Request → Output every record word for word.

[Data provided start]

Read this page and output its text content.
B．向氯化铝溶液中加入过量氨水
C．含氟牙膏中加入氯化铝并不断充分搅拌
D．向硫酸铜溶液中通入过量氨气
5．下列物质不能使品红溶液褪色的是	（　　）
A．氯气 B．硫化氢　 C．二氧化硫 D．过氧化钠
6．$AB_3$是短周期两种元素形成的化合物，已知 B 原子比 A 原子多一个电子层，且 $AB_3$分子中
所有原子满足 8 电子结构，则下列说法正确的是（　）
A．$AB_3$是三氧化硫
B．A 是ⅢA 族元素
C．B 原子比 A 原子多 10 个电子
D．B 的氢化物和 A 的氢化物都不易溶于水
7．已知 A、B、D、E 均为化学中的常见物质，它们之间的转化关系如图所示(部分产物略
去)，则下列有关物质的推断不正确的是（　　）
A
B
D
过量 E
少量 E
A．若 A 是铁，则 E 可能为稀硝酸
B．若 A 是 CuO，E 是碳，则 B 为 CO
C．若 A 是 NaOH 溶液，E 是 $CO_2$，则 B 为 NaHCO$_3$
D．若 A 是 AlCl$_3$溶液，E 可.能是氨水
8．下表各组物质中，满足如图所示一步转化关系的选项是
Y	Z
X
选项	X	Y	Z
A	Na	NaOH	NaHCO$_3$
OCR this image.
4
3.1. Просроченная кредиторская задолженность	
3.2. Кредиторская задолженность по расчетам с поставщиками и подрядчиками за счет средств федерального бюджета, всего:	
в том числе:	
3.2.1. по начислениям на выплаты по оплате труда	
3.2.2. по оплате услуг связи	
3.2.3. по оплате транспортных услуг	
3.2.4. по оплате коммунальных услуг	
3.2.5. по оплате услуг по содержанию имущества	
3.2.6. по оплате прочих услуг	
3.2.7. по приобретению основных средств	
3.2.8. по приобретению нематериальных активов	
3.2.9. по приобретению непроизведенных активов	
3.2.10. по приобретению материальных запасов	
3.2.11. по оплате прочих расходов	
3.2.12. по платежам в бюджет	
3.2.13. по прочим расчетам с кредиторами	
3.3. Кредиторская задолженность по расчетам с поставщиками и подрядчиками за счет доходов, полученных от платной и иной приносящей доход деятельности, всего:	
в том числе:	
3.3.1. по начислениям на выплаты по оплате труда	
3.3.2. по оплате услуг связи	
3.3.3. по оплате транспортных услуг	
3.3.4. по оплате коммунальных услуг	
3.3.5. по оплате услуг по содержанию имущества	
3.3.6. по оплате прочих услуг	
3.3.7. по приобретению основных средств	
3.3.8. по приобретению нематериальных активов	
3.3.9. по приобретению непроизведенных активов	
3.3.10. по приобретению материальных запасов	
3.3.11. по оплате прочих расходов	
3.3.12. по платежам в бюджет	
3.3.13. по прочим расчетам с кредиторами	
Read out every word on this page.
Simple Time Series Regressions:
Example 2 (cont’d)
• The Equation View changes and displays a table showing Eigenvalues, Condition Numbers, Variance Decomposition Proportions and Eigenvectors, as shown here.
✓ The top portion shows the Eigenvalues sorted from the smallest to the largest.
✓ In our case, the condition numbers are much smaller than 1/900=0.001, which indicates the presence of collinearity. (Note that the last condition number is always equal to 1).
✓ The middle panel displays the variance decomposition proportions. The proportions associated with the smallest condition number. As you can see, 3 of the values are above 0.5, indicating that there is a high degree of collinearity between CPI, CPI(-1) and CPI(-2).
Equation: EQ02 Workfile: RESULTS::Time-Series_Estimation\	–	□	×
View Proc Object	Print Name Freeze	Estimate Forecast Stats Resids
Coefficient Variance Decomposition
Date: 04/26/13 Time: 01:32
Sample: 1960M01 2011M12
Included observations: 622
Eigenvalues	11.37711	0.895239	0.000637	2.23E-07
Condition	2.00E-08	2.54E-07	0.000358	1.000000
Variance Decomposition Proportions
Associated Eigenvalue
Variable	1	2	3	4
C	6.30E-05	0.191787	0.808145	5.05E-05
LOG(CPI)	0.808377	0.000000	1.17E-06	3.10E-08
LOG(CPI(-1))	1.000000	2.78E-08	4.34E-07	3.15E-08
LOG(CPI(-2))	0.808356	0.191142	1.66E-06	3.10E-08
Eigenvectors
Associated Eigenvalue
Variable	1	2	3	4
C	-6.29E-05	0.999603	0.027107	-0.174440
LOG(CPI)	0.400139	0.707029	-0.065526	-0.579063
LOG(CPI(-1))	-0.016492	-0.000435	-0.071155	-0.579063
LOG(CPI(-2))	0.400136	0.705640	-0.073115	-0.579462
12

[Data provided end]

Exercise response →
Read this page and output its text content.
B．向氯化铝溶液中加入过量氨水
C．含氟牙膏中加入氯化铝并不断充分搅拌
D．向硫酸铜溶液中通入过量氨气
5．下列物质不能使品红溶液褪色的是	（　　）
A．氯气 B．硫化氢　 C．二氧化硫 D．过氧化钠
6．$AB_3$是短周期两种元素形成的化合物，已知 B 原子比 A 原子多一个电子层，且 $AB_3$分子中
所有原子满足 8 电子结构，则下列说法正确的是（　）
A．$AB_3$是三氧化硫
B．A 是ⅢA 族元素
C．B 原子比 A 原子多 10 个电子
D．B 的氢化物和 A 的氢化物都不易溶于水
7．已知 A、B、D、E 均为化学中的常见物质，它们之间的转化关系如图所示(部分产物略
去)，则下列有关物质的推断不正确的是（　　）
A
B
D
过量 E
少量 E
A．若 A 是铁，则 E 可能为稀硝酸
B．若 A 是 CuO，E 是碳，则 B 为 CO
C．若 A 是 NaOH 溶液，E 是 $CO_2$，则 B 为 NaHCO$_3$
D．若 A 是 AlCl$_3$溶液，E 可.能是氨水
8．下表各组物质中，满足如图所示一步转化关系的选项是
Y	Z
X
选项	X	Y	Z
A	Na	NaOH	NaHCO$_3$
OCR this image.
4
3.1. Просроченная кредиторская задолженность	
3.2. Кредиторская задолженность по расчетам с поставщиками и подрядчиками за счет средств федерального бюджета, всего:	
в том числе:	
3.2.1. по начислениям на выплаты по оплате труда	
3.2.2. по оплате услуг связи	
3.2.3. по оплате транспортных услуг	
3.2.4. по оплате коммунальных услуг	
3.2.5. по оплате услуг по содержанию имущества	
3.2.6. по оплате прочих услуг	
3.2.7. по приобретению основных средств	
3.2.8. по приобретению нематериальных активов	
3.2.9. по приобретению непроизведенных активов	
3.2.10. по приобретению материальных запасов	
3.2.11. по оплате прочих расходов	
3.2.12. по платежам в бюджет	
3.2.13. по прочим расчетам с кредиторами	
3.3. Кредиторская задолженность по расчетам с поставщиками и подрядчиками за счет доходов, полученных от платной и иной приносящей доход деятельности, всего:	
в том числе:	
3.3.1. по начислениям на выплаты по оплате труда	
3.3.2. по оплате услуг связи	
3.3.3. по оплате транспортных услуг	
3.3.4. по оплате коммунальных услуг	
3.3.5. по оплате услуг по содержанию имущества	
3.3.6. по оплате прочих услуг	
3.3.7. по приобретению основных средств	
3.3.8. по приобретению нематериальных активов	
3.3.9. по приобретению непроизведенных активов	
3.3.10. по приобретению материальных запасов	
3.3.11. по оплате прочих расходов	
3.3.12. по платежам в бюджет	
3.3.13. по прочим расчетам с кредиторами	
Read out every word on this page.
Simple Time Series Regressions:
Example 2 (cont’d)
• The Equation View changes and displays a table showing Eigenvalues, Condition Numbers, Variance Decomposition Proportions and Eigenvectors, as shown here.
✓ The top portion shows the Eigenvalues sorted from the smallest to the largest.
✓ In our case, the condition numbers are much smaller than 1/900=0.001, which indicates the presence of collinearity. (Note that the last condition number is always equal to 1).
✓ The middle panel displays the variance decomposition proportions. The proportions associated with the smallest condition number. As you can see, 3 of the values are above 0.5, indicating that there is a high degree of collinearity between CPI, CPI(-1) and CPI(-2).
Equation: EQ02 Workfile: RESULTS::Time-Series_Estimation\	–	□	×
View Proc Object	Print Name Freeze	Estimate Forecast Stats Resids
Coefficient Variance Decomposition
Date: 04/26/13 Time: 01:32
Sample: 1960M01 2011M12
Included observations: 622
Eigenvalues	11.37711	0.895239	0.000637	2.23E-07
Condition	2.00E-08	2.54E-07	0.000358	1.000000
Variance Decomposition Proportions
Associated Eigenvalue
Variable	1	2	3	4
C	6.30E-05	0.191787	0.808145	5.05E-05
LOG(CPI)	0.808377	0.000000	1.17E-06	3.10E-08
LOG(CPI(-1))	1.000000	2.78E-08	4.34E-07	3.15E-08
LOG(CPI(-2))	0.808356	0.191142	1.66E-06	3.10E-08
Eigenvectors
Associated Eigenvalue
Variable	1	2	3	4
C	-6.29E-05	0.999603	0.027107	-0.174440
LOG(CPI)	0.400139	0.707029	-0.065526	-0.579063
LOG(CPI(-1))	-0.016492	-0.000435	-0.071155	-0.579063
LOG(CPI(-2))	0.400136	0.705640	-0.073115	-0.579462
12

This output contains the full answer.